State the number of lines that contain the word "stories", and add nothing else.

DATA FOR THE TASK:
╭──

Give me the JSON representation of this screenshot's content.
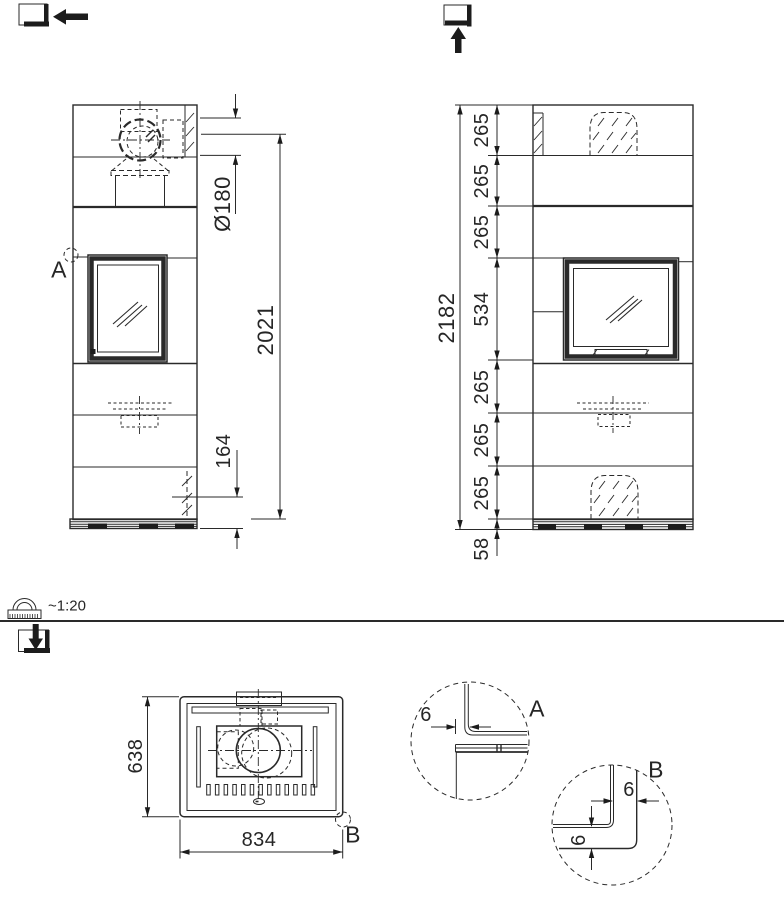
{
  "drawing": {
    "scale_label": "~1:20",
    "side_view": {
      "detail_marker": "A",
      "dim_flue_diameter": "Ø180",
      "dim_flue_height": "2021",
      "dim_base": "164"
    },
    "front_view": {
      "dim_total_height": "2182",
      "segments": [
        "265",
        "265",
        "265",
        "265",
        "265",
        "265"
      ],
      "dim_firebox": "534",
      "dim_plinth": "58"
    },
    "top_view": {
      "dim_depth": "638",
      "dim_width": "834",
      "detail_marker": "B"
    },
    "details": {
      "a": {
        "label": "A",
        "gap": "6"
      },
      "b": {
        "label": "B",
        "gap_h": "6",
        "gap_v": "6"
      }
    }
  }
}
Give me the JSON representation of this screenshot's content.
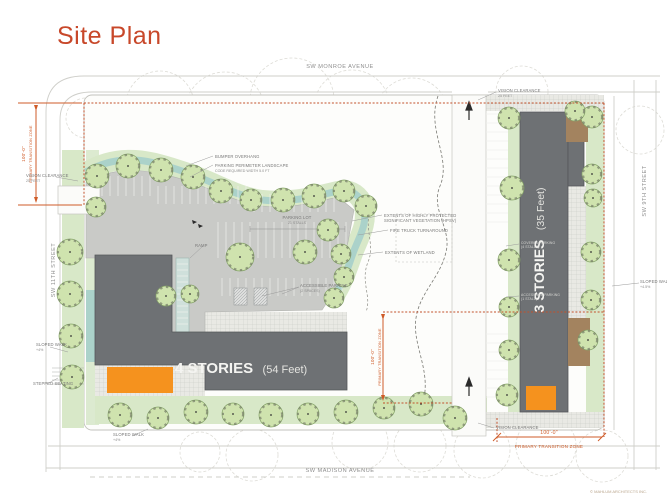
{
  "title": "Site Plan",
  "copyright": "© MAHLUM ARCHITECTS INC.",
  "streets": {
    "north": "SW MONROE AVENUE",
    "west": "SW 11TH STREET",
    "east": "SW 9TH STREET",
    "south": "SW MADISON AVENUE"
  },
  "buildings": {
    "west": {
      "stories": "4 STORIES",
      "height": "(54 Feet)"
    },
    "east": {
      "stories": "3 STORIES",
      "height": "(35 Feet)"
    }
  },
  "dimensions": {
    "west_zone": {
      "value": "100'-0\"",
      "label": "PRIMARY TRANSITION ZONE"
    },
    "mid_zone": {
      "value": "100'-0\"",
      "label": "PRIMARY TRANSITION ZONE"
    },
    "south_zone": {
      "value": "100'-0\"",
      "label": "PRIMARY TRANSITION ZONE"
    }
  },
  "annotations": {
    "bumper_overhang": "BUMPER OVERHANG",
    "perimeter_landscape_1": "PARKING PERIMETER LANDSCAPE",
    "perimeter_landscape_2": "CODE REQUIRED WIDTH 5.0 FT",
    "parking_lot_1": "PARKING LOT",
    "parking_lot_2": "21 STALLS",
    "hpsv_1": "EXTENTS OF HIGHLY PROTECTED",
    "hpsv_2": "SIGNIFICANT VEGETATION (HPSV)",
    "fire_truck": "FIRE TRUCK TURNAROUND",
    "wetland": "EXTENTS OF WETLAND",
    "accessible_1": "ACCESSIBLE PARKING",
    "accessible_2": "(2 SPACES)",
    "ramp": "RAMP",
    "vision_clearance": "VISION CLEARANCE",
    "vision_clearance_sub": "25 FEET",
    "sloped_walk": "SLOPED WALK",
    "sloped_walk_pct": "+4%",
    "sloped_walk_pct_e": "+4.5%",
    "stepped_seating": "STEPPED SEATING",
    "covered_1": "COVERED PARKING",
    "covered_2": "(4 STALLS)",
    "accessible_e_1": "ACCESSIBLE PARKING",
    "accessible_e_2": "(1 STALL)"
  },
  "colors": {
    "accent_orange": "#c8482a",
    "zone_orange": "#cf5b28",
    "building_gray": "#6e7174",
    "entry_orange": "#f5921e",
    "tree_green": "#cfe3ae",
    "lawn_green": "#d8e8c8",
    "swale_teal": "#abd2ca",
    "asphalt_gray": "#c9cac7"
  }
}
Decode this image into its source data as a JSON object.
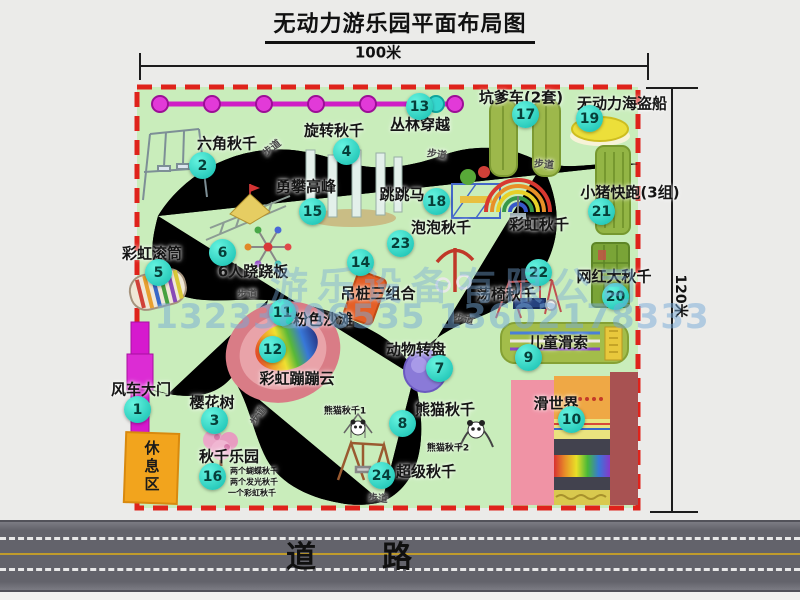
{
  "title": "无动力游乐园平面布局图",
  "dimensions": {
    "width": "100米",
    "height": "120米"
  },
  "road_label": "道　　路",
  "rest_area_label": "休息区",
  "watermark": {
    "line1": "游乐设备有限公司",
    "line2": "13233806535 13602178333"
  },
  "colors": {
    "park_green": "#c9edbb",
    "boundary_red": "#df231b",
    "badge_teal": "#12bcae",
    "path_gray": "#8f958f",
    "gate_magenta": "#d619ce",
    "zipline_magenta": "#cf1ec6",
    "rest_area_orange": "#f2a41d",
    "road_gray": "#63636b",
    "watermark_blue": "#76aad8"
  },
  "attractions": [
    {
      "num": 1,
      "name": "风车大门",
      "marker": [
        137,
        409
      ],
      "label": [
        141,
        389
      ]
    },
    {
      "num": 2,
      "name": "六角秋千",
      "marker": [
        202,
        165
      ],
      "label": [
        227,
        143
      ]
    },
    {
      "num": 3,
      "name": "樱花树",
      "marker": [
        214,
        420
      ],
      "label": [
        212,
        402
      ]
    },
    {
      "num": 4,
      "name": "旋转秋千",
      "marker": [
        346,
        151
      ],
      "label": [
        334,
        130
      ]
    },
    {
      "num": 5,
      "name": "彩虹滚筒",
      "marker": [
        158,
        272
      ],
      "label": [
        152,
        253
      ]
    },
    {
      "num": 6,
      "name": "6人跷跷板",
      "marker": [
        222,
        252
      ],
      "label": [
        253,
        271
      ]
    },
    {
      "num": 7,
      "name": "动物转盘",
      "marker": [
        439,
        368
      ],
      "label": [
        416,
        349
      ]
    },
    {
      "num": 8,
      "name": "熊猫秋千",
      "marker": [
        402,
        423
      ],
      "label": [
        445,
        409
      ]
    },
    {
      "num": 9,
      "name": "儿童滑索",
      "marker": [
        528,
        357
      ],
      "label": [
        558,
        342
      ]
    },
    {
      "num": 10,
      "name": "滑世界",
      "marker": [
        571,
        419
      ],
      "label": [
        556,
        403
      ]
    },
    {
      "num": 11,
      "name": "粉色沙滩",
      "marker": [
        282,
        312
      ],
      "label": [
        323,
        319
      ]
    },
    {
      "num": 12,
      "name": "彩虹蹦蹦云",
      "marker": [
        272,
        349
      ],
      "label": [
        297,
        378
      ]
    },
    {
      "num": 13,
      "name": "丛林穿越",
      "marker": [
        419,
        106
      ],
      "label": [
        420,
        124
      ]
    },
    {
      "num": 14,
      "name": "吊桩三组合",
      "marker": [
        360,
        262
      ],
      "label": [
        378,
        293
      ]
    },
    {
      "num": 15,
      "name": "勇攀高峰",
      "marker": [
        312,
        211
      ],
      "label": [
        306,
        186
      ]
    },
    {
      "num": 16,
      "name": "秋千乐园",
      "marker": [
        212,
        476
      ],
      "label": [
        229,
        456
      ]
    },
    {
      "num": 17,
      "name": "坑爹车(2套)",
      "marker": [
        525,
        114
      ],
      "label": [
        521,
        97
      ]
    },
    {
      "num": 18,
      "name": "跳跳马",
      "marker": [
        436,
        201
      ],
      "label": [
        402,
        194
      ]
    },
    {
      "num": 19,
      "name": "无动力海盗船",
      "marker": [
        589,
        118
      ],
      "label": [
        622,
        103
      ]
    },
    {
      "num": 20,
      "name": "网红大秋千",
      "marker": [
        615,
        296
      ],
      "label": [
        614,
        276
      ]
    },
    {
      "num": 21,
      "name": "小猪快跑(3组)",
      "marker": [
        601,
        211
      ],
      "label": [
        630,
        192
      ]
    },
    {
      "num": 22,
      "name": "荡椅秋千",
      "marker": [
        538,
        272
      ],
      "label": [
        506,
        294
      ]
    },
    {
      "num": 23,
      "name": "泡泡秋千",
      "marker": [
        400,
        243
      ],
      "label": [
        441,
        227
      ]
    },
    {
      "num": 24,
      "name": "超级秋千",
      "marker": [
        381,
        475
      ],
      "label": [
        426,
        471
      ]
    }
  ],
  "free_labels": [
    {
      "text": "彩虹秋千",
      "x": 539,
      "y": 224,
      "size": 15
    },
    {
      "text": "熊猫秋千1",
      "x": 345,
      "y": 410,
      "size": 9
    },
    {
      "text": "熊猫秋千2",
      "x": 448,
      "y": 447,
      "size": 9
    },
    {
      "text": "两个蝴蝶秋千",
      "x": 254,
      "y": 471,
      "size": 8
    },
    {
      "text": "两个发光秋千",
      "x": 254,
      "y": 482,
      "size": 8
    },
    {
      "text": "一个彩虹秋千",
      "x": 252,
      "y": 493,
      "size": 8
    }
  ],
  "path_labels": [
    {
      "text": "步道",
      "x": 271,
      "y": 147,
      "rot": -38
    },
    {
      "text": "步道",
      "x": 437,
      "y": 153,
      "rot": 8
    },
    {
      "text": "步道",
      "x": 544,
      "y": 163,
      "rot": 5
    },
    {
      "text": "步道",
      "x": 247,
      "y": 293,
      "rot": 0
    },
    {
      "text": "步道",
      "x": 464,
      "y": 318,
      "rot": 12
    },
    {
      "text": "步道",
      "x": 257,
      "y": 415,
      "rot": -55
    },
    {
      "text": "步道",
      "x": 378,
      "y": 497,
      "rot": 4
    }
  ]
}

╰──

COMPLETED EXERCISE: 2